• _GOAL OF THE EXERCISE_
Transcribe the material below exactly as it appears.

Data extracted from a collection

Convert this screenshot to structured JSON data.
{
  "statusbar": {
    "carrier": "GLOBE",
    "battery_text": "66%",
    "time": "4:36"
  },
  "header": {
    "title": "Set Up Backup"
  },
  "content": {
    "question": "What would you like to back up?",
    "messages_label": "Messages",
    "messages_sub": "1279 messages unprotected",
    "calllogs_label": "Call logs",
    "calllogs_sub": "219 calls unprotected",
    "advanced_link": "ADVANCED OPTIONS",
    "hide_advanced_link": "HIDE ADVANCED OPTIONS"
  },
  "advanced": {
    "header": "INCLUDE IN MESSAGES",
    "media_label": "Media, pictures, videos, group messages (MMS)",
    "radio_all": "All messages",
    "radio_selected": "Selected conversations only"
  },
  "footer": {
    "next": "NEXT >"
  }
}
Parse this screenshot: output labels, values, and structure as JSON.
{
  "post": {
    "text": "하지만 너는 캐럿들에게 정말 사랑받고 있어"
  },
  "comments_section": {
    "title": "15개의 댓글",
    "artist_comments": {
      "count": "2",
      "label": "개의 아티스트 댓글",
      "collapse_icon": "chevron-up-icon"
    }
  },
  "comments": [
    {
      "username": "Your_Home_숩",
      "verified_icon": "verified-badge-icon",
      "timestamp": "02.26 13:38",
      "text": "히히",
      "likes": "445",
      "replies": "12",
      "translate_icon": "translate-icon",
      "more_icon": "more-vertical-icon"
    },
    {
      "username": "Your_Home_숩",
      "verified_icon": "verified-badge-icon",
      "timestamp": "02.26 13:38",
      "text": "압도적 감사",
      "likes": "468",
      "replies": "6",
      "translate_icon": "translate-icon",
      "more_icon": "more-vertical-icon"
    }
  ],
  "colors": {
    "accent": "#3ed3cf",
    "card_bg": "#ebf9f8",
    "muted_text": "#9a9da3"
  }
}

• _EXERCISE SOLUTION_
Convert this screenshot to structured JSON data.
{
  "statusbar": {
    "carrier": "GLOBE",
    "battery_text": "66%",
    "time": "4:36"
  },
  "header": {
    "title": "Set Up Backup"
  },
  "content": {
    "question": "What would you like to back up?",
    "messages_label": "Messages",
    "messages_sub": "1279 messages unprotected",
    "calllogs_label": "Call logs",
    "calllogs_sub": "219 calls unprotected",
    "advanced_link": "ADVANCED OPTIONS",
    "hide_advanced_link": "HIDE ADVANCED OPTIONS"
  },
  "advanced": {
    "header": "INCLUDE IN MESSAGES",
    "media_label": "Media, pictures, videos, group messages (MMS)",
    "radio_all": "All messages",
    "radio_selected": "Selected conversations only"
  },
  "footer": {
    "next": "NEXT >"
  }
}
Parse this screenshot: output labels, values, and structure as JSON.
{
  "post": {
    "text": "하지만 너는 캐럿들에게 정말 사랑받고 있어"
  },
  "comments_section": {
    "title": "15개의 댓글",
    "artist_comments": {
      "count": "2",
      "label": "개의 아티스트 댓글",
      "collapse_icon": "chevron-up-icon"
    }
  },
  "comments": [
    {
      "username": "Your_Home_숩",
      "verified_icon": "verified-badge-icon",
      "timestamp": "02.26 13:38",
      "text": "히히",
      "likes": "445",
      "replies": "12",
      "translate_icon": "translate-icon",
      "more_icon": "more-vertical-icon"
    },
    {
      "username": "Your_Home_숩",
      "verified_icon": "verified-badge-icon",
      "timestamp": "02.26 13:38",
      "text": "압도적 감사",
      "likes": "468",
      "replies": "6",
      "translate_icon": "translate-icon",
      "more_icon": "more-vertical-icon"
    }
  ],
  "colors": {
    "accent": "#3ed3cf",
    "card_bg": "#ebf9f8",
    "muted_text": "#9a9da3"
  }
}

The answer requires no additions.